YOUR GOAL:
Give every line below again, exactly.

● ● ● ●

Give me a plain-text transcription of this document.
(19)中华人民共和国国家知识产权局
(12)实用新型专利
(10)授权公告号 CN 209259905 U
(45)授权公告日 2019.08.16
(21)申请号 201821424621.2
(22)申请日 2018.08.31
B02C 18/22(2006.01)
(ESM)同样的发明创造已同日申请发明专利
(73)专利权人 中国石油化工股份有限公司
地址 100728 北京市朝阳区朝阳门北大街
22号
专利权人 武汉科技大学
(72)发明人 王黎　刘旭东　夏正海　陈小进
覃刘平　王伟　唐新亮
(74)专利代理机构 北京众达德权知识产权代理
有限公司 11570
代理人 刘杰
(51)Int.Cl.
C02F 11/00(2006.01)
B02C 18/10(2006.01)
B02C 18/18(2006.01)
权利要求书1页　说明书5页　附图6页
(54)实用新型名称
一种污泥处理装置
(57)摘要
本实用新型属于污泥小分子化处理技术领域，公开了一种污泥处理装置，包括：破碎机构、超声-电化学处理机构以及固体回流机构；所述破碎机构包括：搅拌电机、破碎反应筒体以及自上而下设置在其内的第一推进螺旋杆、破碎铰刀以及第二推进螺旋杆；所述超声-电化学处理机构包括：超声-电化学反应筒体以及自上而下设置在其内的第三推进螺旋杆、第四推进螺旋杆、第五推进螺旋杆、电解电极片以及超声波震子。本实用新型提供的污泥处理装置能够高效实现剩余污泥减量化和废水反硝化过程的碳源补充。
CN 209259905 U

● ● ● ●

WRITTEN ANSWER:
Give me a plain-text transcription of this document.
(19)中华人民共和国国家知识产权局
(12)实用新型专利
(10)授权公告号 CN 209259905 U
(45)授权公告日 2019.08.16
(21)申请号 201821424621.2
(22)申请日 2018.08.31
B02C 18/22(2006.01)
(ESM)同样的发明创造已同日申请发明专利
(73)专利权人 中国石油化工股份有限公司
地址 100728 北京市朝阳区朝阳门北大街
22号
专利权人 武汉科技大学
(72)发明人 王黎　刘旭东　夏正海　陈小进
覃刘平　王伟　唐新亮
(74)专利代理机构 北京众达德权知识产权代理
有限公司 11570
代理人 刘杰
(51)Int.Cl.
C02F 11/00(2006.01)
B02C 18/10(2006.01)
B02C 18/18(2006.01)
权利要求书1页　说明书5页　附图6页
(54)实用新型名称
一种污泥处理装置
(57)摘要
本实用新型属于污泥小分子化处理技术领域，公开了一种污泥处理装置，包括：破碎机构、超声-电化学处理机构以及固体回流机构；所述破碎机构包括：搅拌电机、破碎反应筒体以及自上而下设置在其内的第一推进螺旋杆、破碎铰刀以及第二推进螺旋杆；所述超声-电化学处理机构包括：超声-电化学反应筒体以及自上而下设置在其内的第三推进螺旋杆、第四推进螺旋杆、第五推进螺旋杆、电解电极片以及超声波震子。本实用新型提供的污泥处理装置能够高效实现剩余污泥减量化和废水反硝化过程的碳源补充。
CN 209259905 U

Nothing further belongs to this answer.